▶ **EXERCISE DIRECTIONS**:
Count the lines below that contain the word "plaats", and reply with that number alone.

================

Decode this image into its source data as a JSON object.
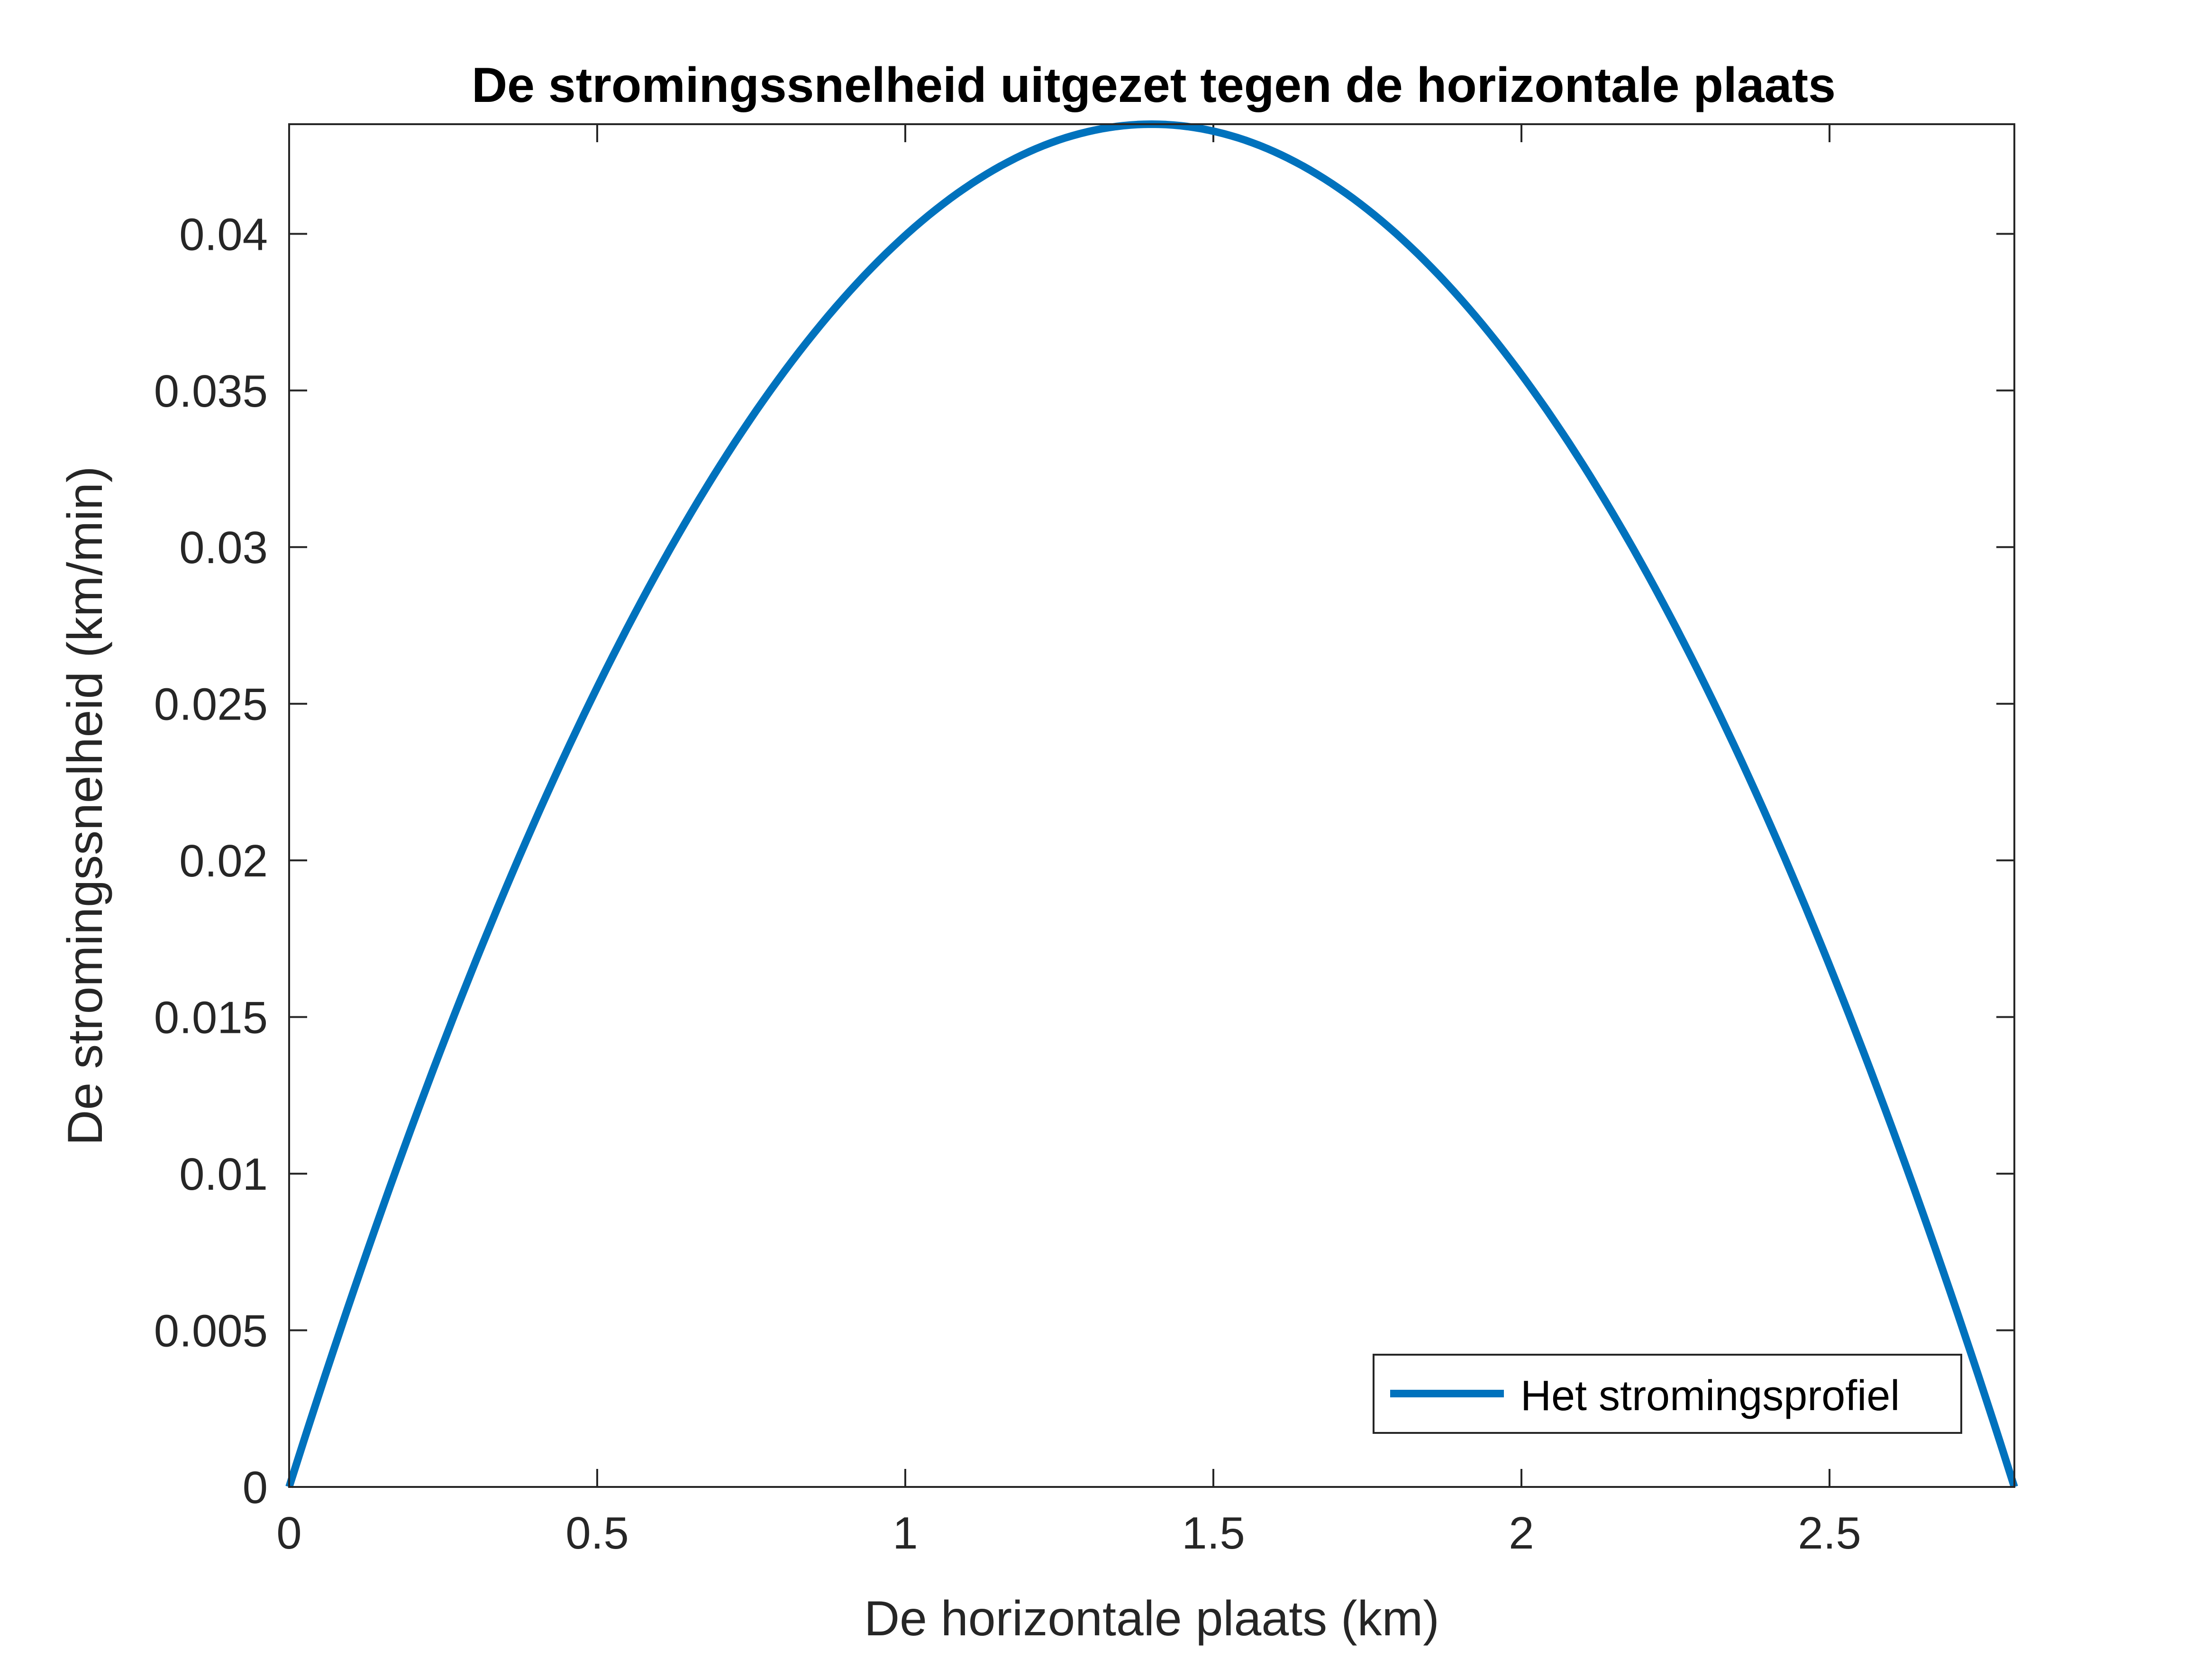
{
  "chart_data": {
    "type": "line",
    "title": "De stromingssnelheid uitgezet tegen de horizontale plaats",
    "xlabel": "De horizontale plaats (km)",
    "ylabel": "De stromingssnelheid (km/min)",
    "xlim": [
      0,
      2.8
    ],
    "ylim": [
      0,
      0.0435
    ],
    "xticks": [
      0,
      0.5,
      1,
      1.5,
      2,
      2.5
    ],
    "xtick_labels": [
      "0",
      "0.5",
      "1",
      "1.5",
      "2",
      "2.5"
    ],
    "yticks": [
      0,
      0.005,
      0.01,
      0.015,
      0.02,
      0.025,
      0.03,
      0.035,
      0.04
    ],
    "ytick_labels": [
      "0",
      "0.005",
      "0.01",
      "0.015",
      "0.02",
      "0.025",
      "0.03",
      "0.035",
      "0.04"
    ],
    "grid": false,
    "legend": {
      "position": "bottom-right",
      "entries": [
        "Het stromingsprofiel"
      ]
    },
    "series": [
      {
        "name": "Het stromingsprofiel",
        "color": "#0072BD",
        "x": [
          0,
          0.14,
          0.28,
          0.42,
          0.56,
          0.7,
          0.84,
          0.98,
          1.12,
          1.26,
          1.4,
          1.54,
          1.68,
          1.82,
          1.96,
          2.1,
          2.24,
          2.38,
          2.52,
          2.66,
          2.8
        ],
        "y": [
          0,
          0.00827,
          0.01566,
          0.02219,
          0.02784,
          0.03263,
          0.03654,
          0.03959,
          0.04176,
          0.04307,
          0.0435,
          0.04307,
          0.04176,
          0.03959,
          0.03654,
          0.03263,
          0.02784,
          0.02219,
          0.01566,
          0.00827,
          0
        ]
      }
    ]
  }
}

================

▶ **RESPONSE TO THE TASK**:
2